◆ What the task asks: Identify all lines in the listing that include the word "name", and copy them out.

[Dataset records]
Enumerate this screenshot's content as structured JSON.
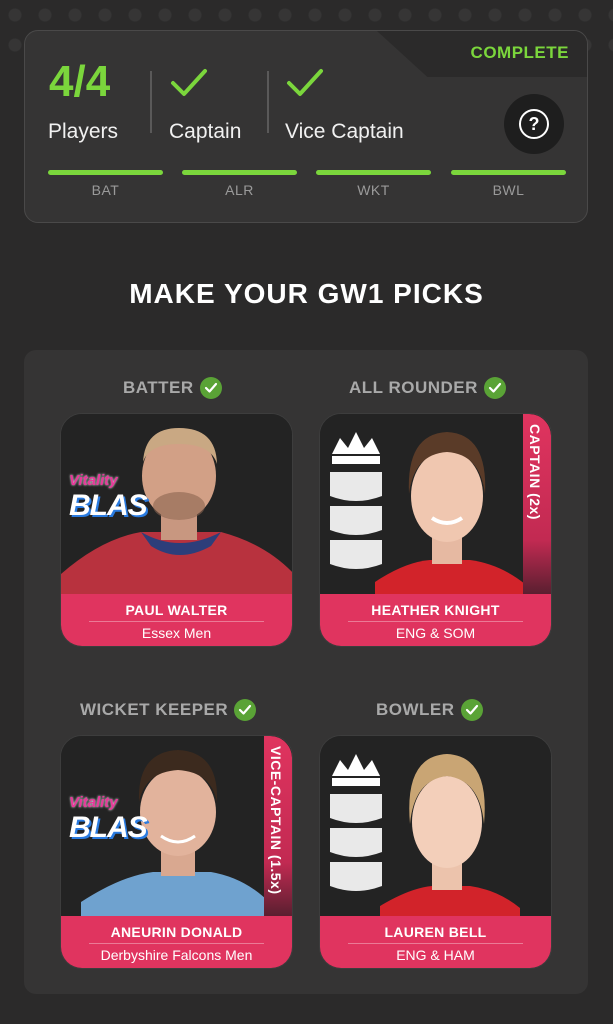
{
  "status": {
    "complete_label": "COMPLETE",
    "count": "4/4",
    "players_label": "Players",
    "captain_label": "Captain",
    "vice_captain_label": "Vice Captain",
    "positions": [
      "BAT",
      "ALR",
      "WKT",
      "BWL"
    ],
    "accent": "#7bd63c"
  },
  "heading": "MAKE YOUR GW1 PICKS",
  "picks": [
    {
      "position": "BATTER",
      "name": "PAUL WALTER",
      "team": "Essex Men",
      "role": "",
      "logo": "vitality-blast"
    },
    {
      "position": "ALL ROUNDER",
      "name": "HEATHER KNIGHT",
      "team": "ENG & SOM",
      "role": "CAPTAIN (2x)",
      "logo": "england-lions"
    },
    {
      "position": "WICKET KEEPER",
      "name": "ANEURIN DONALD",
      "team": "Derbyshire Falcons Men",
      "role": "VICE-CAPTAIN (1.5x)",
      "logo": "vitality-blast"
    },
    {
      "position": "BOWLER",
      "name": "LAUREN BELL",
      "team": "ENG & HAM",
      "role": "",
      "logo": "england-lions"
    }
  ],
  "logos": {
    "vitality_small": "Vitality",
    "blast": "BLAS"
  },
  "colors": {
    "pink": "#e0345f",
    "green_check": "#5aa336",
    "background": "#2b2a2a"
  }
}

◆ Solution to this task:
      "name": "PAUL WALTER",
      "name": "HEATHER KNIGHT",
      "name": "ANEURIN DONALD",
      "name": "LAUREN BELL",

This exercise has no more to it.